Written problem. Your task is to print every entry below exactly as given.

──────────

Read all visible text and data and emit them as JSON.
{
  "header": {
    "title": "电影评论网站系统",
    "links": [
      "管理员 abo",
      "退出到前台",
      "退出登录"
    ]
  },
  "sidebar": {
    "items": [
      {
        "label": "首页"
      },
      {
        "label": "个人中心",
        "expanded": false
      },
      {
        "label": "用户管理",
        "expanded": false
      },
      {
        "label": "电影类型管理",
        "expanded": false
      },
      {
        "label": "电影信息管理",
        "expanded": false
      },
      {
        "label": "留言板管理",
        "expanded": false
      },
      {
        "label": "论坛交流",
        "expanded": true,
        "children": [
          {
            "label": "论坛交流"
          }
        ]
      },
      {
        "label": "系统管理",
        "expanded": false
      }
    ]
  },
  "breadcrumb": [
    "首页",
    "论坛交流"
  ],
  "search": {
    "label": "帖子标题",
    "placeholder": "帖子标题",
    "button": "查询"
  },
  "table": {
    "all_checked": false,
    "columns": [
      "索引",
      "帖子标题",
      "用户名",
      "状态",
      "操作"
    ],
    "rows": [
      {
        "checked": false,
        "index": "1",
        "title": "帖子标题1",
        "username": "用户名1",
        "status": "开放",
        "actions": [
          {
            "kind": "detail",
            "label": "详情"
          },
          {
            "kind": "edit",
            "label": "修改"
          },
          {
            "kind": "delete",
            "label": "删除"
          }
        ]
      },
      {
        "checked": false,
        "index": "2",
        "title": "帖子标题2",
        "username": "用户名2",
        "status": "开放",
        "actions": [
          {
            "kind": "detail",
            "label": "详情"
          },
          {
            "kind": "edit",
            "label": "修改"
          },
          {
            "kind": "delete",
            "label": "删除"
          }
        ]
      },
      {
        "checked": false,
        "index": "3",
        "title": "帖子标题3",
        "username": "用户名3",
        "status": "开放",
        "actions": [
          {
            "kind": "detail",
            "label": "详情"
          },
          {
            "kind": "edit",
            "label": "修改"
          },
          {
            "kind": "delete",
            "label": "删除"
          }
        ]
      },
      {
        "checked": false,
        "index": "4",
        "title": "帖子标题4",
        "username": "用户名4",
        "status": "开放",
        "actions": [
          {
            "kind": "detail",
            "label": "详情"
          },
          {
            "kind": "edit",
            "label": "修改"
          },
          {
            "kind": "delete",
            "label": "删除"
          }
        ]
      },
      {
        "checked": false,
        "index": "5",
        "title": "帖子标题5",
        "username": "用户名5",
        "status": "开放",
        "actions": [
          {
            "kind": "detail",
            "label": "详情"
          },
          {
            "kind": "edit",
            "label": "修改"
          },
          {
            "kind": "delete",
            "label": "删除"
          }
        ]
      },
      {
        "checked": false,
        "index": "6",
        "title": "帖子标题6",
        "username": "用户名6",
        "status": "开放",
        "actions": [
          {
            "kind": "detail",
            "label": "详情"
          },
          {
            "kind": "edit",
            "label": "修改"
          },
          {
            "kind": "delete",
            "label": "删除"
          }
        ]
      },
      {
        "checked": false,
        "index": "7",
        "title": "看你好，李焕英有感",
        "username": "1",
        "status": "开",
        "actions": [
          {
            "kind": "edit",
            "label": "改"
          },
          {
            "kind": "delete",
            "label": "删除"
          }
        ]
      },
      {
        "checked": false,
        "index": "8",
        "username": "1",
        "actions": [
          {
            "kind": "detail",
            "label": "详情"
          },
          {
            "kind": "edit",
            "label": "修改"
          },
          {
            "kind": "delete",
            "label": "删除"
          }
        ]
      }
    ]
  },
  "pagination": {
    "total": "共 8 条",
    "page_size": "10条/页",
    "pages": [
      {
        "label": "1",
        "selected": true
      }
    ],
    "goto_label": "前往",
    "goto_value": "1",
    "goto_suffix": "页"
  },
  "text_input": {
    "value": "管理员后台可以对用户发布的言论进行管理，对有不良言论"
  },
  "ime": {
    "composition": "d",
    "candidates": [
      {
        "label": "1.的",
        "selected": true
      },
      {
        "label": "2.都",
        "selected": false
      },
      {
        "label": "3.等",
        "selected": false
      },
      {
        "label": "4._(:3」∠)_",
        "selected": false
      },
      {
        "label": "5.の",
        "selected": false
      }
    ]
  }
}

──────────

Full solution.
Read all visible text and data and emit them as JSON.
{
  "header": {
    "title": "电影评论网站系统",
    "links": [
      "管理员 abo",
      "退出到前台",
      "退出登录"
    ]
  },
  "sidebar": {
    "items": [
      {
        "label": "首页"
      },
      {
        "label": "个人中心",
        "expanded": false
      },
      {
        "label": "用户管理",
        "expanded": false
      },
      {
        "label": "电影类型管理",
        "expanded": false
      },
      {
        "label": "电影信息管理",
        "expanded": false
      },
      {
        "label": "留言板管理",
        "expanded": false
      },
      {
        "label": "论坛交流",
        "expanded": true,
        "children": [
          {
            "label": "论坛交流"
          }
        ]
      },
      {
        "label": "系统管理",
        "expanded": false
      }
    ]
  },
  "breadcrumb": [
    "首页",
    "论坛交流"
  ],
  "search": {
    "label": "帖子标题",
    "placeholder": "帖子标题",
    "button": "查询"
  },
  "table": {
    "all_checked": false,
    "columns": [
      "索引",
      "帖子标题",
      "用户名",
      "状态",
      "操作"
    ],
    "rows": [
      {
        "checked": false,
        "index": "1",
        "title": "帖子标题1",
        "username": "用户名1",
        "status": "开放",
        "actions": [
          {
            "kind": "detail",
            "label": "详情"
          },
          {
            "kind": "edit",
            "label": "修改"
          },
          {
            "kind": "delete",
            "label": "删除"
          }
        ]
      },
      {
        "checked": false,
        "index": "2",
        "title": "帖子标题2",
        "username": "用户名2",
        "status": "开放",
        "actions": [
          {
            "kind": "detail",
            "label": "详情"
          },
          {
            "kind": "edit",
            "label": "修改"
          },
          {
            "kind": "delete",
            "label": "删除"
          }
        ]
      },
      {
        "checked": false,
        "index": "3",
        "title": "帖子标题3",
        "username": "用户名3",
        "status": "开放",
        "actions": [
          {
            "kind": "detail",
            "label": "详情"
          },
          {
            "kind": "edit",
            "label": "修改"
          },
          {
            "kind": "delete",
            "label": "删除"
          }
        ]
      },
      {
        "checked": false,
        "index": "4",
        "title": "帖子标题4",
        "username": "用户名4",
        "status": "开放",
        "actions": [
          {
            "kind": "detail",
            "label": "详情"
          },
          {
            "kind": "edit",
            "label": "修改"
          },
          {
            "kind": "delete",
            "label": "删除"
          }
        ]
      },
      {
        "checked": false,
        "index": "5",
        "title": "帖子标题5",
        "username": "用户名5",
        "status": "开放",
        "actions": [
          {
            "kind": "detail",
            "label": "详情"
          },
          {
            "kind": "edit",
            "label": "修改"
          },
          {
            "kind": "delete",
            "label": "删除"
          }
        ]
      },
      {
        "checked": false,
        "index": "6",
        "title": "帖子标题6",
        "username": "用户名6",
        "status": "开放",
        "actions": [
          {
            "kind": "detail",
            "label": "详情"
          },
          {
            "kind": "edit",
            "label": "修改"
          },
          {
            "kind": "delete",
            "label": "删除"
          }
        ]
      },
      {
        "checked": false,
        "index": "7",
        "title": "看你好，李焕英有感",
        "username": "1",
        "status": "开",
        "actions": [
          {
            "kind": "edit",
            "label": "改"
          },
          {
            "kind": "delete",
            "label": "删除"
          }
        ]
      },
      {
        "checked": false,
        "index": "8",
        "username": "1",
        "actions": [
          {
            "kind": "detail",
            "label": "详情"
          },
          {
            "kind": "edit",
            "label": "修改"
          },
          {
            "kind": "delete",
            "label": "删除"
          }
        ]
      }
    ]
  },
  "pagination": {
    "total": "共 8 条",
    "page_size": "10条/页",
    "pages": [
      {
        "label": "1",
        "selected": true
      }
    ],
    "goto_label": "前往",
    "goto_value": "1",
    "goto_suffix": "页"
  },
  "text_input": {
    "value": "管理员后台可以对用户发布的言论进行管理，对有不良言论"
  },
  "ime": {
    "composition": "d",
    "candidates": [
      {
        "label": "1.的",
        "selected": true
      },
      {
        "label": "2.都",
        "selected": false
      },
      {
        "label": "3.等",
        "selected": false
      },
      {
        "label": "4._(:3」∠)_",
        "selected": false
      },
      {
        "label": "5.の",
        "selected": false
      }
    ]
  }
}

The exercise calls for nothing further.